======== Records ========
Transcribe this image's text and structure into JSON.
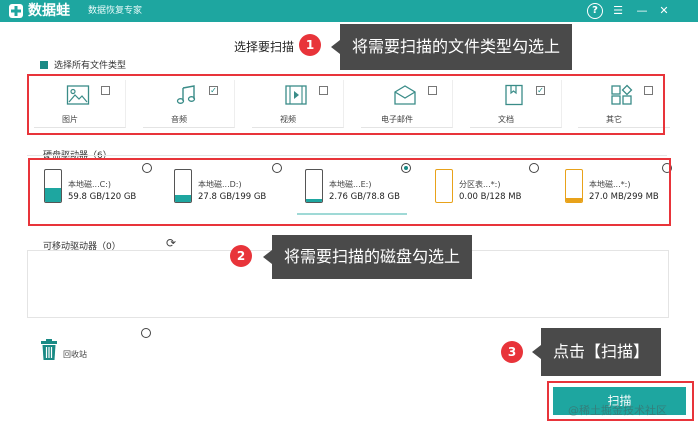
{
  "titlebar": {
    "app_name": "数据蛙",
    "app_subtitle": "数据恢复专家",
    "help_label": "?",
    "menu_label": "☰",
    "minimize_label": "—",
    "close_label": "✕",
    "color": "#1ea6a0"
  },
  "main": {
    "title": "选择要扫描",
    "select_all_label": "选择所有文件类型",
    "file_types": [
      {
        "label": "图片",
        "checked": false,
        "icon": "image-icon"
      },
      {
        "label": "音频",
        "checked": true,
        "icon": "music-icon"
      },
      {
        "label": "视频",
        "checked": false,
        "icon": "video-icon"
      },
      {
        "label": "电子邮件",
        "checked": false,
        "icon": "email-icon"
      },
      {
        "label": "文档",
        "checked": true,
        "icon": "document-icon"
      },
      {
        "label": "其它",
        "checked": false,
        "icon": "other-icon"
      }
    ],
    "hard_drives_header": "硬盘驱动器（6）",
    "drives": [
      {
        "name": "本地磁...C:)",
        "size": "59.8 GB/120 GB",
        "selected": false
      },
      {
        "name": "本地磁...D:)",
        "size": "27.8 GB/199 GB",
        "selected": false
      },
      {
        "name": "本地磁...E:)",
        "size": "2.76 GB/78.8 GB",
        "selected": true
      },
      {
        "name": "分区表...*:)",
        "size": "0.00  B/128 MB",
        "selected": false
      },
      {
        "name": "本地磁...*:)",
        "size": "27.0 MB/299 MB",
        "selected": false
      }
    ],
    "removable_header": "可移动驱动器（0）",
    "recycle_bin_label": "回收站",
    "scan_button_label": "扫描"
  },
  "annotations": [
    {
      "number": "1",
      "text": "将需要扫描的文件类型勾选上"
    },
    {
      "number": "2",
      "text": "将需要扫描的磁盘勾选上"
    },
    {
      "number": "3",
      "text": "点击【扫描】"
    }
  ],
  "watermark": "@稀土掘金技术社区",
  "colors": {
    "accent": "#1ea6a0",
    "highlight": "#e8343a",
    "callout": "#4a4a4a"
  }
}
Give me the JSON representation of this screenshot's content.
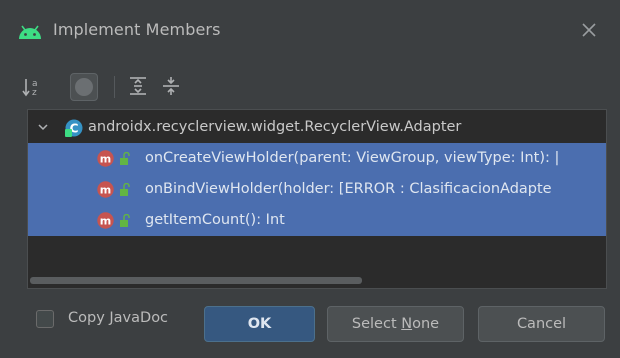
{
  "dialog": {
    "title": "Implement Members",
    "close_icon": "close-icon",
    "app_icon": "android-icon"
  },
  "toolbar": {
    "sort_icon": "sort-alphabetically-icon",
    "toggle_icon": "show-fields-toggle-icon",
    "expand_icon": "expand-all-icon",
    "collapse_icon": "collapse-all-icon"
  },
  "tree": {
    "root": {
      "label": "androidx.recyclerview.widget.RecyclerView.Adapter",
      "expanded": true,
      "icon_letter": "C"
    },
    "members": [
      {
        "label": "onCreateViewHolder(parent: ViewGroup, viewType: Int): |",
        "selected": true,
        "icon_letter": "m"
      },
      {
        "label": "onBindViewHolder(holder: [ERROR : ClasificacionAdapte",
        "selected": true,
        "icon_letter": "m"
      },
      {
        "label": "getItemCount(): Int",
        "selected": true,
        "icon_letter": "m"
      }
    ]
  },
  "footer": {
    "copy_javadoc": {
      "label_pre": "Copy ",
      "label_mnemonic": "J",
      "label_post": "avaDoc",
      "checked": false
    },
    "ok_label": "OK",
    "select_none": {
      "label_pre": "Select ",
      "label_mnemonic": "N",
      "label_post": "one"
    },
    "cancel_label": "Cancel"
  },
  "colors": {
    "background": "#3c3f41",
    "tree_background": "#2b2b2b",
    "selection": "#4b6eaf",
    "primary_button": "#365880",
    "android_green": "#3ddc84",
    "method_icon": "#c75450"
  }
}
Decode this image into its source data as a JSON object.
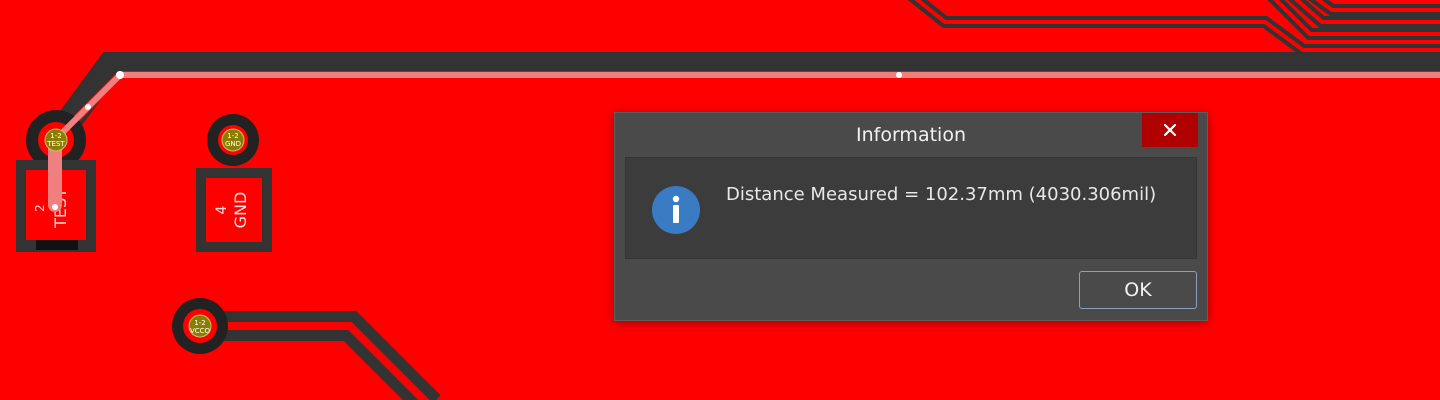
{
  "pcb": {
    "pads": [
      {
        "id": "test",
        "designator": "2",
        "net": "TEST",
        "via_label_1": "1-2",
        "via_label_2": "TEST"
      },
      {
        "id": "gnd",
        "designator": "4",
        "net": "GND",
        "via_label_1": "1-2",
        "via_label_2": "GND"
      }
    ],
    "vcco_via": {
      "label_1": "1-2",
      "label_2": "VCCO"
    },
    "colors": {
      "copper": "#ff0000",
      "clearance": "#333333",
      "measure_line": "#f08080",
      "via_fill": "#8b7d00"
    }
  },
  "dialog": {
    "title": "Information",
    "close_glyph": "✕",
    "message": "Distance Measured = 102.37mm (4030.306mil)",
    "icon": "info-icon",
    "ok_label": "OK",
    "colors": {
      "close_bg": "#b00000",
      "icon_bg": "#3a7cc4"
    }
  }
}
========
### Given request
Write out each entry exactly as given, but skip the pictures.

### Result for this exercise
Transcribe this image's text and structure into JSON.
{
  "titlebar": {
    "app_name": "数据蛙",
    "app_subtitle": "数据恢复专家",
    "help_label": "?",
    "menu_label": "☰",
    "minimize_label": "—",
    "close_label": "✕",
    "color": "#1ea6a0"
  },
  "main": {
    "title": "选择要扫描",
    "select_all_label": "选择所有文件类型",
    "file_types": [
      {
        "label": "图片",
        "checked": false,
        "icon": "image-icon"
      },
      {
        "label": "音频",
        "checked": true,
        "icon": "music-icon"
      },
      {
        "label": "视频",
        "checked": false,
        "icon": "video-icon"
      },
      {
        "label": "电子邮件",
        "checked": false,
        "icon": "email-icon"
      },
      {
        "label": "文档",
        "checked": true,
        "icon": "document-icon"
      },
      {
        "label": "其它",
        "checked": false,
        "icon": "other-icon"
      }
    ],
    "hard_drives_header": "硬盘驱动器（6）",
    "drives": [
      {
        "name": "本地磁...C:)",
        "size": "59.8 GB/120 GB",
        "selected": false
      },
      {
        "name": "本地磁...D:)",
        "size": "27.8 GB/199 GB",
        "selected": false
      },
      {
        "name": "本地磁...E:)",
        "size": "2.76 GB/78.8 GB",
        "selected": true
      },
      {
        "name": "分区表...*:)",
        "size": "0.00  B/128 MB",
        "selected": false
      },
      {
        "name": "本地磁...*:)",
        "size": "27.0 MB/299 MB",
        "selected": false
      }
    ],
    "removable_header": "可移动驱动器（0）",
    "recycle_bin_label": "回收站",
    "scan_button_label": "扫描"
  },
  "annotations": [
    {
      "number": "1",
      "text": "将需要扫描的文件类型勾选上"
    },
    {
      "number": "2",
      "text": "将需要扫描的磁盘勾选上"
    },
    {
      "number": "3",
      "text": "点击【扫描】"
    }
  ],
  "watermark": "@稀土掘金技术社区",
  "colors": {
    "accent": "#1ea6a0",
    "highlight": "#e8343a",
    "callout": "#4a4a4a"
  }
}
Give me the JSON representation of this screenshot's content.
{
  "dialog": {
    "title": "Implement Members",
    "close_icon": "close-icon",
    "app_icon": "android-icon"
  },
  "toolbar": {
    "sort_icon": "sort-alphabetically-icon",
    "toggle_icon": "show-fields-toggle-icon",
    "expand_icon": "expand-all-icon",
    "collapse_icon": "collapse-all-icon"
  },
  "tree": {
    "root": {
      "label": "androidx.recyclerview.widget.RecyclerView.Adapter",
      "expanded": true,
      "icon_letter": "C"
    },
    "members": [
      {
        "label": "onCreateViewHolder(parent: ViewGroup, viewType: Int): |",
        "selected": true,
        "icon_letter": "m"
      },
      {
        "label": "onBindViewHolder(holder: [ERROR : ClasificacionAdapte",
        "selected": true,
        "icon_letter": "m"
      },
      {
        "label": "getItemCount(): Int",
        "selected": true,
        "icon_letter": "m"
      }
    ]
  },
  "footer": {
    "copy_javadoc": {
      "label_pre": "Copy ",
      "label_mnemonic": "J",
      "label_post": "avaDoc",
      "checked": false
    },
    "ok_label": "OK",
    "select_none": {
      "label_pre": "Select ",
      "label_mnemonic": "N",
      "label_post": "one"
    },
    "cancel_label": "Cancel"
  },
  "colors": {
    "background": "#3c3f41",
    "tree_background": "#2b2b2b",
    "selection": "#4b6eaf",
    "primary_button": "#365880",
    "android_green": "#3ddc84",
    "method_icon": "#c75450"
  }
}
Decode this image into its source data as a JSON object.
{
  "pcb": {
    "pads": [
      {
        "id": "test",
        "designator": "2",
        "net": "TEST",
        "via_label_1": "1-2",
        "via_label_2": "TEST"
      },
      {
        "id": "gnd",
        "designator": "4",
        "net": "GND",
        "via_label_1": "1-2",
        "via_label_2": "GND"
      }
    ],
    "vcco_via": {
      "label_1": "1-2",
      "label_2": "VCCO"
    },
    "colors": {
      "copper": "#ff0000",
      "clearance": "#333333",
      "measure_line": "#f08080",
      "via_fill": "#8b7d00"
    }
  },
  "dialog": {
    "title": "Information",
    "close_glyph": "✕",
    "message": "Distance Measured = 102.37mm (4030.306mil)",
    "icon": "info-icon",
    "ok_label": "OK",
    "colors": {
      "close_bg": "#b00000",
      "icon_bg": "#3a7cc4"
    }
  }
}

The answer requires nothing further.